▶ **Available data**:
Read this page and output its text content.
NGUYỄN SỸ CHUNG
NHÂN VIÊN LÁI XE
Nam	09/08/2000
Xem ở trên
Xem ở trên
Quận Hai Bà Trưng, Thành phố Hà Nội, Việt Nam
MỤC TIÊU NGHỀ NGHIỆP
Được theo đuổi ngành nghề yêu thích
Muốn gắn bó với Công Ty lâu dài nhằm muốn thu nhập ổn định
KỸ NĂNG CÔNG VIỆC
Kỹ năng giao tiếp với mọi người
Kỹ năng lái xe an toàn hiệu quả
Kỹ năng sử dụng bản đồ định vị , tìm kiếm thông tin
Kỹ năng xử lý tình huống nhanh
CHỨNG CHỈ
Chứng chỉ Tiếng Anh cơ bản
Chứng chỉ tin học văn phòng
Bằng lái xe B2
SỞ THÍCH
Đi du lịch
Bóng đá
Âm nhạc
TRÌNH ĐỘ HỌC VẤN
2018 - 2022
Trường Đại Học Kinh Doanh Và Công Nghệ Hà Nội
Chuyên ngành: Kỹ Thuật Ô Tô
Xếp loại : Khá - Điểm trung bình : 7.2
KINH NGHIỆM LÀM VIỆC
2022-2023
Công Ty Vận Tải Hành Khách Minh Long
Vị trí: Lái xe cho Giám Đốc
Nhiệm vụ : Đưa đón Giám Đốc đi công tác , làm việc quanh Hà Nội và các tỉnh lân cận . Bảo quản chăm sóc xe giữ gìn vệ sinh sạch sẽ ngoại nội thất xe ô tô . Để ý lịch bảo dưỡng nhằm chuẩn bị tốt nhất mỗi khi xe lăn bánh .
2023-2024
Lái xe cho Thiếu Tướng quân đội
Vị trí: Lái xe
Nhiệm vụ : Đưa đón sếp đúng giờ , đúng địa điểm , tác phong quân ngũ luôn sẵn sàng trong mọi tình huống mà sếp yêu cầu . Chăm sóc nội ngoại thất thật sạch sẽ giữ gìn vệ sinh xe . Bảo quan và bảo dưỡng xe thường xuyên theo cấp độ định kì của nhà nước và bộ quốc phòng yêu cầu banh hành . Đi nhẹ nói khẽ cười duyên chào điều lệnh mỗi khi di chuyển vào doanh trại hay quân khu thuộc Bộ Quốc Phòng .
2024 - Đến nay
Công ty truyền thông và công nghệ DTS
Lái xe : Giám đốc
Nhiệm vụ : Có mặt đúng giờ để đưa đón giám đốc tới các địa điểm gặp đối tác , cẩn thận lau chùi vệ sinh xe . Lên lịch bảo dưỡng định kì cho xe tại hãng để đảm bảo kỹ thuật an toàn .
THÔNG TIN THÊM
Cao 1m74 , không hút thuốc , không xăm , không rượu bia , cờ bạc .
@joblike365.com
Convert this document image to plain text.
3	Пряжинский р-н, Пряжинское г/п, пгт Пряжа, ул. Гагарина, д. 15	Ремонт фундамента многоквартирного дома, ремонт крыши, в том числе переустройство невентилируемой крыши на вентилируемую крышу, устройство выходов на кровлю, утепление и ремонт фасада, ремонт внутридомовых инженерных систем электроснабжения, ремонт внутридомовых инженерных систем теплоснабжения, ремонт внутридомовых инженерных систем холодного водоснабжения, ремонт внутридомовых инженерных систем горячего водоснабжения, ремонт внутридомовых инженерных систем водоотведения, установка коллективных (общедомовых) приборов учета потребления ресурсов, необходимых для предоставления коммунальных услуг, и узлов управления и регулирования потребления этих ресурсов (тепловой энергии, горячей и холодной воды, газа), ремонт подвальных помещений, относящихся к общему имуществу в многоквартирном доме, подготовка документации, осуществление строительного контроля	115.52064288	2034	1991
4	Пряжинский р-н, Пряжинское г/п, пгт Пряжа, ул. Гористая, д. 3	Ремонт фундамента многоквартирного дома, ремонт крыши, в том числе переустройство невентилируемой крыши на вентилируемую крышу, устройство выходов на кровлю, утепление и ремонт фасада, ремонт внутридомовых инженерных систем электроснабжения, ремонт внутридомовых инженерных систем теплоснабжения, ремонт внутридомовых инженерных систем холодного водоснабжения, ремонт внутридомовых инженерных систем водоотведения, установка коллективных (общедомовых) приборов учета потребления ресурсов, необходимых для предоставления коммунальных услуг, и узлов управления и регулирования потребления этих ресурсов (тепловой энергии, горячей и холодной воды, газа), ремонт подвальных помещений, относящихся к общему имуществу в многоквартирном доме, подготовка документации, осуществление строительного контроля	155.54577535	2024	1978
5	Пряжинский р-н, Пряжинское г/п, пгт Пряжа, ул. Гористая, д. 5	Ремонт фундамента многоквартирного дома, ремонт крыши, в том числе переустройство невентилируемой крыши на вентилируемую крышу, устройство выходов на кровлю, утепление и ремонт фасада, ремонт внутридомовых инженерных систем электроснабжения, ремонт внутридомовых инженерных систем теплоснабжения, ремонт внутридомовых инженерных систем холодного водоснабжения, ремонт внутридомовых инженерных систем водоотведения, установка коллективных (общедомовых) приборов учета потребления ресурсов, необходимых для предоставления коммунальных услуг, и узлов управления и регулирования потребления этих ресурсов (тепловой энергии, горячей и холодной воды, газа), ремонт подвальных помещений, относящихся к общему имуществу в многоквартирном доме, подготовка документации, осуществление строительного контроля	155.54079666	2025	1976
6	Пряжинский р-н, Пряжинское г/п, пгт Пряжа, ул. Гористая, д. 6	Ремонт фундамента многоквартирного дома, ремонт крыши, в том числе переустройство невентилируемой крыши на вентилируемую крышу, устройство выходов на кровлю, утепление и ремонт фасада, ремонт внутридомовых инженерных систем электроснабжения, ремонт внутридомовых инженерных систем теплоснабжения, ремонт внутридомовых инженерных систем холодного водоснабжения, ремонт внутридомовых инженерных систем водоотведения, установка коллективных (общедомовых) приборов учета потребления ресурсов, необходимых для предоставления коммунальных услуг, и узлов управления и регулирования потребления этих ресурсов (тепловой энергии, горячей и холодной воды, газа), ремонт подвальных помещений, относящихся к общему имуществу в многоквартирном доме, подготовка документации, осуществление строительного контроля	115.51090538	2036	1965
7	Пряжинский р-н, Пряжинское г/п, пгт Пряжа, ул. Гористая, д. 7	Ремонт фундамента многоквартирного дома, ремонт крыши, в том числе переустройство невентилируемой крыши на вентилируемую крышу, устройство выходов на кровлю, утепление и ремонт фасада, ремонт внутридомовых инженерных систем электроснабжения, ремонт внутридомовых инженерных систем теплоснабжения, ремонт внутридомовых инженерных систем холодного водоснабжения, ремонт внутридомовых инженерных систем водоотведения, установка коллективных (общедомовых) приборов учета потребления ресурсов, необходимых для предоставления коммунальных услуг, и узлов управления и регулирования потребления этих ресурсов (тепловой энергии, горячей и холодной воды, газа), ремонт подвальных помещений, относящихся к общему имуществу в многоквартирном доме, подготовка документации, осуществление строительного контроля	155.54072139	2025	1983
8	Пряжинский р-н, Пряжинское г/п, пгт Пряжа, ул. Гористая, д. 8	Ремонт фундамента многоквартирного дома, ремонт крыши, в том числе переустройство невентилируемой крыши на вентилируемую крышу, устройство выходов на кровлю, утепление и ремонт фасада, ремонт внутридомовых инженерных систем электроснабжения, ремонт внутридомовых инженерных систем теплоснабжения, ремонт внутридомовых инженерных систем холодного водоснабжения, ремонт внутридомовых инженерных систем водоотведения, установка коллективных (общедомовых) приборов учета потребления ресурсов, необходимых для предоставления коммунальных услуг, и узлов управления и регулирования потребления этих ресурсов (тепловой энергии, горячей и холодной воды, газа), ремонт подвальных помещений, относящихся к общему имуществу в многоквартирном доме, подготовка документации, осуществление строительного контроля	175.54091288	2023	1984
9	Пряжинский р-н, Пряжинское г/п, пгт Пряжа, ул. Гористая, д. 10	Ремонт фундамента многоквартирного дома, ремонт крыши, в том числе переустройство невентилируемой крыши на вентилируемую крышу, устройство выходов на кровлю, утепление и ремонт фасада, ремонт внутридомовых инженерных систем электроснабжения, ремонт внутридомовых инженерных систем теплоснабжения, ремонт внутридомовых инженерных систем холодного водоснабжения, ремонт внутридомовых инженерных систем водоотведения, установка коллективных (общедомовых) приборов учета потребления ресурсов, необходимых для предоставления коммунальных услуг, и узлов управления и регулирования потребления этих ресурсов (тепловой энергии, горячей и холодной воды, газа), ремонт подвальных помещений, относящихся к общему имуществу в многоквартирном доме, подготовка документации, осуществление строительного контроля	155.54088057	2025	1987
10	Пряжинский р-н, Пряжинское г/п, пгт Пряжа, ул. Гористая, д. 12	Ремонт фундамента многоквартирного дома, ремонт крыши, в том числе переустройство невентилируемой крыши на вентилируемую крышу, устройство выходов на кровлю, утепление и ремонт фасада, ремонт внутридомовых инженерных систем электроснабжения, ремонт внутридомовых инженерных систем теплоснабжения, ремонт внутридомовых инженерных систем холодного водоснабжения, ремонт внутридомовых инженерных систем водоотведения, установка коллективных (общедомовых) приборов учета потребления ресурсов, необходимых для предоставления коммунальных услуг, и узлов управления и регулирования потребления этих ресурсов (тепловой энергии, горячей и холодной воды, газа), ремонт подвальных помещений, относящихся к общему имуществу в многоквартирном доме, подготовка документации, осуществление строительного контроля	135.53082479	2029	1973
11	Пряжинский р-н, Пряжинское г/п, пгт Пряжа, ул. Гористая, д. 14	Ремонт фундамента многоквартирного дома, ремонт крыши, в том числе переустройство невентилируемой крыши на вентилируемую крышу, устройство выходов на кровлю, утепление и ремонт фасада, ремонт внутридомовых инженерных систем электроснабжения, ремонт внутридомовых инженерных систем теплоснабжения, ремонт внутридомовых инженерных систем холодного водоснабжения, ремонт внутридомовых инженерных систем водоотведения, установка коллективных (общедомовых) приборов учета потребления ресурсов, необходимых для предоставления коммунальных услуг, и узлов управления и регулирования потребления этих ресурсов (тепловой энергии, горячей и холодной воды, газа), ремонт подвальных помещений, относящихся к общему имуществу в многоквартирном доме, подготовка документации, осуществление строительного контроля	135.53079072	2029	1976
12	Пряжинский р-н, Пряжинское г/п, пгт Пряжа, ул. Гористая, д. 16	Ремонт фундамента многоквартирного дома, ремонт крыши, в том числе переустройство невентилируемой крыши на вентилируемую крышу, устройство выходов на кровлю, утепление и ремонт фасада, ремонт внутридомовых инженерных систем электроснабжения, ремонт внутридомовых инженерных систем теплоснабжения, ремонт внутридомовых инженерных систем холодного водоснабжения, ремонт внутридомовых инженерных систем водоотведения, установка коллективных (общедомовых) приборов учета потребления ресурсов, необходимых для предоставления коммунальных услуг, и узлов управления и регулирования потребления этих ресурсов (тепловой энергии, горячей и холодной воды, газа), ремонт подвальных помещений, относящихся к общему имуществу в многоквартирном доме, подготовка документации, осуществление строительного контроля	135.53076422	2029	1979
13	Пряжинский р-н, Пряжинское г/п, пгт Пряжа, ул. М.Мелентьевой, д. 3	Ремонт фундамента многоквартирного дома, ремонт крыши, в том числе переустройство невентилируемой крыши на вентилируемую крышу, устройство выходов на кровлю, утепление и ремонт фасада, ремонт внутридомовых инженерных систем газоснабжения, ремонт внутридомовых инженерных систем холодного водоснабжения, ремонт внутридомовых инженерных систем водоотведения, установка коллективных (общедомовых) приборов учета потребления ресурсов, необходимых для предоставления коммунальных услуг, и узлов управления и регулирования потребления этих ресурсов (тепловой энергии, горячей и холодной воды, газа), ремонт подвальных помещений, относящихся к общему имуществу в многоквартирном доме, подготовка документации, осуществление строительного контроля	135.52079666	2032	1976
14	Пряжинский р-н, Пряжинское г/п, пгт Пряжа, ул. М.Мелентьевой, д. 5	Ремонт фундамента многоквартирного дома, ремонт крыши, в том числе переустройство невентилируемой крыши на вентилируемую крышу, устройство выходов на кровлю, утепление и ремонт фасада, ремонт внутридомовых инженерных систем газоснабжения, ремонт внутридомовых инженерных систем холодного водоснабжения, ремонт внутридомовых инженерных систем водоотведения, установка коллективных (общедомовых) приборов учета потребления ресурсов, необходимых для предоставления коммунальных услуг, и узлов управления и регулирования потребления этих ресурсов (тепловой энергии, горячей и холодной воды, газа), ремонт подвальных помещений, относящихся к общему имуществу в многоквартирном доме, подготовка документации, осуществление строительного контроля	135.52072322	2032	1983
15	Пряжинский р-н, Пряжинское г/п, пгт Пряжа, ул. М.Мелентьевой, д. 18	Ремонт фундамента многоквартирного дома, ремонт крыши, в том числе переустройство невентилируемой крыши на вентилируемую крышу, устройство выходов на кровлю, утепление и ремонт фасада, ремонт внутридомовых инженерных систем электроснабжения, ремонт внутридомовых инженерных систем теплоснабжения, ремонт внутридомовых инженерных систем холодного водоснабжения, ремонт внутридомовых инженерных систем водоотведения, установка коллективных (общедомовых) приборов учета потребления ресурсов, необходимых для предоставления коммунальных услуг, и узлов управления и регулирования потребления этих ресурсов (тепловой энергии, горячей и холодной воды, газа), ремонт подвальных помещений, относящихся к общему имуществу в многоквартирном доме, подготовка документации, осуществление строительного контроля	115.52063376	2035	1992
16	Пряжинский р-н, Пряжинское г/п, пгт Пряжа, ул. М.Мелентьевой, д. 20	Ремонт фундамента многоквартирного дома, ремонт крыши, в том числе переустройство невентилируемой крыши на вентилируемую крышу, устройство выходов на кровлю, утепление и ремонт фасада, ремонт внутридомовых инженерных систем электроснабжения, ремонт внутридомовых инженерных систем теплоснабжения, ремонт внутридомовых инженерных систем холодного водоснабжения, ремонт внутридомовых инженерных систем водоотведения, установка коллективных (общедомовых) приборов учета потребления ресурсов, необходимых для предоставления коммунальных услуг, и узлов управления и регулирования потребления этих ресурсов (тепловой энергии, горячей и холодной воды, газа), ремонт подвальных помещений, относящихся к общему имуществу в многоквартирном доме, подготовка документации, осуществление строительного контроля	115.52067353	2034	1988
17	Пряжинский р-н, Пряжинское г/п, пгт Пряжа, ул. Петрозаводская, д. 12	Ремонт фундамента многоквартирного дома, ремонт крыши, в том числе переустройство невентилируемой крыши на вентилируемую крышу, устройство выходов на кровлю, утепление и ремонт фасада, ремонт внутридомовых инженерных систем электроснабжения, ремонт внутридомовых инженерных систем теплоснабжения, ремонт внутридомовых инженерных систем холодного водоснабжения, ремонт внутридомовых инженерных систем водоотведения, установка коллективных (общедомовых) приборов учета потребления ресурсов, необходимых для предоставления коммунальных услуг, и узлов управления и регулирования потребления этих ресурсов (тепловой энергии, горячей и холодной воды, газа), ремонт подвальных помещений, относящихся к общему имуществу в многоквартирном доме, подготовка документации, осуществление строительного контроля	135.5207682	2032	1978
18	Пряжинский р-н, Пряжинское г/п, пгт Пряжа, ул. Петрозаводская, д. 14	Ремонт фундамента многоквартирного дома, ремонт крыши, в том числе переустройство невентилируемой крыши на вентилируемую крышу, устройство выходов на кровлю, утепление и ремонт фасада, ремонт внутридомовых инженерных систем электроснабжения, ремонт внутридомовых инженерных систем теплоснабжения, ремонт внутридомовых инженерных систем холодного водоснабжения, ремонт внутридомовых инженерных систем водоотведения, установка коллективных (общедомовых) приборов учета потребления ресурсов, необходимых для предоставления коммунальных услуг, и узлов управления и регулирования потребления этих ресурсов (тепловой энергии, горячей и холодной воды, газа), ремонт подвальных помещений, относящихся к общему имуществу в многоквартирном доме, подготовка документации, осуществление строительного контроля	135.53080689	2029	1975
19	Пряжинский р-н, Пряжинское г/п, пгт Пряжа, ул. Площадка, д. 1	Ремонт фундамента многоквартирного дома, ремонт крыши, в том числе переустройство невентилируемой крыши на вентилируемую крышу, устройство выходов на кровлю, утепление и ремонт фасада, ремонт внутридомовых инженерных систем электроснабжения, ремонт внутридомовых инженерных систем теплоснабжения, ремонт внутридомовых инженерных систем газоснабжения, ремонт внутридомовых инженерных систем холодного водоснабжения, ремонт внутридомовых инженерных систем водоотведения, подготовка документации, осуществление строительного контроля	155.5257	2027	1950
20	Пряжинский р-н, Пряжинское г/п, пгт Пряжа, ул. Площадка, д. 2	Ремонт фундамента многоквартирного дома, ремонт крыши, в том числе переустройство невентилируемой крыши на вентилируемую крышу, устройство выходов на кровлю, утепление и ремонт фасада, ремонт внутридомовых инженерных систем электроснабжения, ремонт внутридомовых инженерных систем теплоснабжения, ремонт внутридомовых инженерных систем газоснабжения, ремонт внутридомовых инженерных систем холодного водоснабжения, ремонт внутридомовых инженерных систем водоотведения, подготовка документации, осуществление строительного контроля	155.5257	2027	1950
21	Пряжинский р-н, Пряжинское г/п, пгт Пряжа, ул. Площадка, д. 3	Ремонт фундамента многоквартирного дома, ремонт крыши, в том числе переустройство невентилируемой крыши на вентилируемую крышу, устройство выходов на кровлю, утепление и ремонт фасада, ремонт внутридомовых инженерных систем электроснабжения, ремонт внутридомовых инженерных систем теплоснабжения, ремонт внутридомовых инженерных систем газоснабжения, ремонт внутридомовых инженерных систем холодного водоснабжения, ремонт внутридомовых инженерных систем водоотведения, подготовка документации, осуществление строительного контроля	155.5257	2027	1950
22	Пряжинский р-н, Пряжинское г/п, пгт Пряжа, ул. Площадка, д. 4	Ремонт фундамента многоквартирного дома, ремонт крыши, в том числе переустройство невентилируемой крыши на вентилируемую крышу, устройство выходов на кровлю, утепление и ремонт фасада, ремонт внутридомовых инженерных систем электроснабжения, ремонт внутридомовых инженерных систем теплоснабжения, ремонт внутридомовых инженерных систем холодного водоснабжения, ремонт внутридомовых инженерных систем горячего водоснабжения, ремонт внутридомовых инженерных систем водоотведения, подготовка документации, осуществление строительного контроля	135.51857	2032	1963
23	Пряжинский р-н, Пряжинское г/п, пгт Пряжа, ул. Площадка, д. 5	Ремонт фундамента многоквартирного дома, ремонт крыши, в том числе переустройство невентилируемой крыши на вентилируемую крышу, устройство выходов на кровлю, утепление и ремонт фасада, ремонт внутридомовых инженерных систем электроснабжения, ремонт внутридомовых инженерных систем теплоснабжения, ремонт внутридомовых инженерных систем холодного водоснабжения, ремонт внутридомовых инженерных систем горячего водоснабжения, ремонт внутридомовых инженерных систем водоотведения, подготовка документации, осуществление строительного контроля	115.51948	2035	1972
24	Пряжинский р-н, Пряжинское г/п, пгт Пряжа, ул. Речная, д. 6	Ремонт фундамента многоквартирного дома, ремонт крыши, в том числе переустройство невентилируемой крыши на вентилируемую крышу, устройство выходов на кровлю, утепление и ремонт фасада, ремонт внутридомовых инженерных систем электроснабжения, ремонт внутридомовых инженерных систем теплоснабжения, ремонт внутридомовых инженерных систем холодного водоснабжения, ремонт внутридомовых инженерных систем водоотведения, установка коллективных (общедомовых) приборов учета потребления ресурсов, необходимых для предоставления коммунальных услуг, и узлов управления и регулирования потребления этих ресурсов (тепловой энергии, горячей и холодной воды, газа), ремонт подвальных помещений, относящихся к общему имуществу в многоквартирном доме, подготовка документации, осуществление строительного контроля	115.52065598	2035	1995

▶ **Task objective**: Extract from the material all lines containing the string "toàn".

▶ **Correct result**:
Kỹ năng lái xe an toàn hiệu quả
Nhiệm vụ : Có mặt đúng giờ để đưa đón giám đốc tới các địa điểm gặp đối tác , cẩn thận lau chùi vệ sinh xe . Lên lịch bảo dưỡng định kì cho xe tại hãng để đảm bảo kỹ thuật an toàn .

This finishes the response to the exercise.